Entries:
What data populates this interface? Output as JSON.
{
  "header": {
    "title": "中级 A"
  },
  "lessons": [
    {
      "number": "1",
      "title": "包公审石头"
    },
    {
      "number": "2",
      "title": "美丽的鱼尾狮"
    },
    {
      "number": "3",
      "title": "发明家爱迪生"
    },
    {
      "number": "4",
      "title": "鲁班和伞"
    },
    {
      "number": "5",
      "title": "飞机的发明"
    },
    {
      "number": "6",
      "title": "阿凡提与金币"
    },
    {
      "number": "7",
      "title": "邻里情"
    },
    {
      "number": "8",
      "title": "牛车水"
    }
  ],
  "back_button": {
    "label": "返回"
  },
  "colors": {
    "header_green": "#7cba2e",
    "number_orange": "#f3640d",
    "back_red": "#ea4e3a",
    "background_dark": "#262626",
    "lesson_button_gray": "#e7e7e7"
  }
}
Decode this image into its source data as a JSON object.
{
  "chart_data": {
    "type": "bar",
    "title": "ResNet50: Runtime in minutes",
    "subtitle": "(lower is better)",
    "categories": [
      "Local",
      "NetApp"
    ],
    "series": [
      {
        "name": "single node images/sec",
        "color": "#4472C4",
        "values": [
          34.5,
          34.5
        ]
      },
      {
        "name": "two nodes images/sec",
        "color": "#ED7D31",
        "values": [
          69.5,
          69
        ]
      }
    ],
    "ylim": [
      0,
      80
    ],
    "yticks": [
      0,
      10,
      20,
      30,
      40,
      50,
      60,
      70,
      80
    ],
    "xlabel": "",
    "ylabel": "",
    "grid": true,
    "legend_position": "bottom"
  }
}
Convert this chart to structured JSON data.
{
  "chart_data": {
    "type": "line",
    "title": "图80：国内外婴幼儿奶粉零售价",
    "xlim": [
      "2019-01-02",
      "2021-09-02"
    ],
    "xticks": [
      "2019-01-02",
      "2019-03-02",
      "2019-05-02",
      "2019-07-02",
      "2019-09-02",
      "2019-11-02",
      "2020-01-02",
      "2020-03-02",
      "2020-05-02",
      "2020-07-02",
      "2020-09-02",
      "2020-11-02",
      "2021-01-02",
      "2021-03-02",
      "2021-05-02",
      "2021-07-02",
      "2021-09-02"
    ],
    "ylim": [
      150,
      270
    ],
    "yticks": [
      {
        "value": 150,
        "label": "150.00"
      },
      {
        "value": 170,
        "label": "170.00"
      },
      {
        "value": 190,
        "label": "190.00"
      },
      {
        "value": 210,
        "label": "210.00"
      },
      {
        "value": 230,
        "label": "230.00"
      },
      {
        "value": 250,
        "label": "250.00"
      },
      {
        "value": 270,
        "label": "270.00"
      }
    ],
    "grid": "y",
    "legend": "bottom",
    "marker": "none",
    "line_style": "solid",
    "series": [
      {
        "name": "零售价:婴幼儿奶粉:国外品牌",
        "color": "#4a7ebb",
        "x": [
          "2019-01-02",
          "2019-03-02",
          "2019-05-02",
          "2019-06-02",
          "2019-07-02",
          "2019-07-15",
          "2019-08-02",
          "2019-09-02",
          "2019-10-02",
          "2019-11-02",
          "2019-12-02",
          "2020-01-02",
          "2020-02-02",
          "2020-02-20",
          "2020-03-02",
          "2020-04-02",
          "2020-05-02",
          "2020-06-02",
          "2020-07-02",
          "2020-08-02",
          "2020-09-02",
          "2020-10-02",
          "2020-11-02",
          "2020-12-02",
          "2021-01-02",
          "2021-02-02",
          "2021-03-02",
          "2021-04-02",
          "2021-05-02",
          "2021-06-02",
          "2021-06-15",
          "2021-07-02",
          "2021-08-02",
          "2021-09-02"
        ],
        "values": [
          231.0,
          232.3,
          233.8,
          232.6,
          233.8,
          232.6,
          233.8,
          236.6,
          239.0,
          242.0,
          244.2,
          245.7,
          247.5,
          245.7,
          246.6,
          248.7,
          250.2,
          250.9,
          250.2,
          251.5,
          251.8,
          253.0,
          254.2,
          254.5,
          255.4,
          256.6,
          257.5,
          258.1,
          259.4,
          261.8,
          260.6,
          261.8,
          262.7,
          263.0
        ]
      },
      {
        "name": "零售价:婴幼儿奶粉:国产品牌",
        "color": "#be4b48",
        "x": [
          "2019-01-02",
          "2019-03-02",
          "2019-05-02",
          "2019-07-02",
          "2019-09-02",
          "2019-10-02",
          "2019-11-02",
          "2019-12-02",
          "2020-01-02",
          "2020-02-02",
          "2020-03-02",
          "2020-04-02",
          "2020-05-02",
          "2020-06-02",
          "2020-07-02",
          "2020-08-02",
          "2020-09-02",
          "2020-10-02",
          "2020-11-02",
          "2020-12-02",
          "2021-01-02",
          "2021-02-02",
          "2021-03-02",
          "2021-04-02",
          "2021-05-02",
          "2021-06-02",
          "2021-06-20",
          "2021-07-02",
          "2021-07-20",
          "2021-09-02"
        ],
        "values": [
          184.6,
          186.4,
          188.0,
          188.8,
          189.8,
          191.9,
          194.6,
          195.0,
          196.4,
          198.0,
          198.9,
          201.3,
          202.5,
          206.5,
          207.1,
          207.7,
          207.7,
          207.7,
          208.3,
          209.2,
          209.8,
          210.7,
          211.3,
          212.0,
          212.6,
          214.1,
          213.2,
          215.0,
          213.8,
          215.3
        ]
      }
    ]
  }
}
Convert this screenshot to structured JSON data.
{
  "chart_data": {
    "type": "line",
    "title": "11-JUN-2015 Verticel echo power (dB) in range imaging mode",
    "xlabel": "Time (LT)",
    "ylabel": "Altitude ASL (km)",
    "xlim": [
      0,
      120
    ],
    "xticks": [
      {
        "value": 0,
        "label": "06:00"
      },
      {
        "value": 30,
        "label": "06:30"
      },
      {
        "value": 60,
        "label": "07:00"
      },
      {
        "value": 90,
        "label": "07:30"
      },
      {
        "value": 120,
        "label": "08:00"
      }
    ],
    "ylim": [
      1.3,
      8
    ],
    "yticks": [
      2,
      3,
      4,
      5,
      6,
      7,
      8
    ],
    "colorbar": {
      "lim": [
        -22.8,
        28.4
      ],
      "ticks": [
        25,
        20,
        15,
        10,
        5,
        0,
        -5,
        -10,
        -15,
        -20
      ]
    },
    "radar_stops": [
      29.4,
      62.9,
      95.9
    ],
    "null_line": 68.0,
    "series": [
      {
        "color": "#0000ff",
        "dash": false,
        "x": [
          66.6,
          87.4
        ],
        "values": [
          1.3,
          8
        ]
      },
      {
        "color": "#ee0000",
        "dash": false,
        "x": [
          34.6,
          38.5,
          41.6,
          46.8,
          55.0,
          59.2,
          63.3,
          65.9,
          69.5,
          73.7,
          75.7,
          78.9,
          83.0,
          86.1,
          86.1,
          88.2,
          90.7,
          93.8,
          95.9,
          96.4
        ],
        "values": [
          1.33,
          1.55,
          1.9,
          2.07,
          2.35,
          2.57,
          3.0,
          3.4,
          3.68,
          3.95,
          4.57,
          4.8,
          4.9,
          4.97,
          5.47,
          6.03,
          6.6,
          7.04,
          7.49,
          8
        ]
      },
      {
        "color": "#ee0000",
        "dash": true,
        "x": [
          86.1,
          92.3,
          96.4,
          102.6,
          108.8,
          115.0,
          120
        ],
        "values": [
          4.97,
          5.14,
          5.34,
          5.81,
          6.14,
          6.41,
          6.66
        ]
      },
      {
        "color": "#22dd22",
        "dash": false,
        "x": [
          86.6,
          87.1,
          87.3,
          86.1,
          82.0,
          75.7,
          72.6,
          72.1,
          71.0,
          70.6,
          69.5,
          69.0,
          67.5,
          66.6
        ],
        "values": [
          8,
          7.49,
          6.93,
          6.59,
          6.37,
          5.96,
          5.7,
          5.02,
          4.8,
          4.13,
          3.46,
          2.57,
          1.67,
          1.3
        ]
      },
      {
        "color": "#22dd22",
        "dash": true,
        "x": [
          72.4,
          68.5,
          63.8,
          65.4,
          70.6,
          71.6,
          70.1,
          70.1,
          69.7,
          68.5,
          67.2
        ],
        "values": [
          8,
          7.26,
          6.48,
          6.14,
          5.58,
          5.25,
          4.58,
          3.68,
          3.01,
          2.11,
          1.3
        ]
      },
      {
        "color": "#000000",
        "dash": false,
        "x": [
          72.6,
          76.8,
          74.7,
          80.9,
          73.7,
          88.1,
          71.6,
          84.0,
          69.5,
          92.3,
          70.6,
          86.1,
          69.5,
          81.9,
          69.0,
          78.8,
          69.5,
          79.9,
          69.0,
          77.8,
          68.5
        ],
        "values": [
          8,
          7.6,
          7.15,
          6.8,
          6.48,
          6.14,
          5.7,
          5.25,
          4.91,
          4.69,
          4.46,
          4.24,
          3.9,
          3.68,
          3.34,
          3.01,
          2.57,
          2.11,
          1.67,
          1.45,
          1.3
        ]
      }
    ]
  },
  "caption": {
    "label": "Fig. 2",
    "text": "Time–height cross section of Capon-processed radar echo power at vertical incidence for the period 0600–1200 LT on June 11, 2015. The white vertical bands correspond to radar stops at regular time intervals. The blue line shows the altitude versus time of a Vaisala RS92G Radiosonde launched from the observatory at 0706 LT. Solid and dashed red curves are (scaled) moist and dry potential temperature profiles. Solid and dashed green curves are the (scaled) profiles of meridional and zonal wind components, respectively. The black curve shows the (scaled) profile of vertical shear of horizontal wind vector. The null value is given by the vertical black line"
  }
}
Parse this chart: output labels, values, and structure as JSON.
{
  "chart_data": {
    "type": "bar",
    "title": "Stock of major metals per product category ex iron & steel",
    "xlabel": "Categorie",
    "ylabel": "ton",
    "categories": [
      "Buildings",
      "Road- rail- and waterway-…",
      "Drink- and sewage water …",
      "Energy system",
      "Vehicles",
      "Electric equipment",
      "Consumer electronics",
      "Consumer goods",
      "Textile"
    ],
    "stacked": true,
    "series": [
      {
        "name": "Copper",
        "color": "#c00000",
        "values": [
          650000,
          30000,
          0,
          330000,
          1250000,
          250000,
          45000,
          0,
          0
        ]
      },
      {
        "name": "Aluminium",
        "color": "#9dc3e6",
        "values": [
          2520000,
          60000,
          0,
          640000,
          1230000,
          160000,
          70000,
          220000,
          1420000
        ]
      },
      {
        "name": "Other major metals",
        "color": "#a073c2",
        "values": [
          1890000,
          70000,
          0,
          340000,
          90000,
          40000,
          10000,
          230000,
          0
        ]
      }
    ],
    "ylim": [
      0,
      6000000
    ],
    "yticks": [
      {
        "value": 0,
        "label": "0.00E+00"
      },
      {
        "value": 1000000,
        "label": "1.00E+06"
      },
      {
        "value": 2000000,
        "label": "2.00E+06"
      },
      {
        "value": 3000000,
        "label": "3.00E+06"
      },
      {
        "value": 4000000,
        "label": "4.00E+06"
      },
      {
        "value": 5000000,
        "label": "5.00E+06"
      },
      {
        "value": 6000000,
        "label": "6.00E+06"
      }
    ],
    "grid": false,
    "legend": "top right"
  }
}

Short exercise: In the records above, locate every line with the string "ylabel" and copy it.

Response to the exercise:
    "ylabel": "",
    "ylabel": "Altitude ASL (km)",
    "ylabel": "ton",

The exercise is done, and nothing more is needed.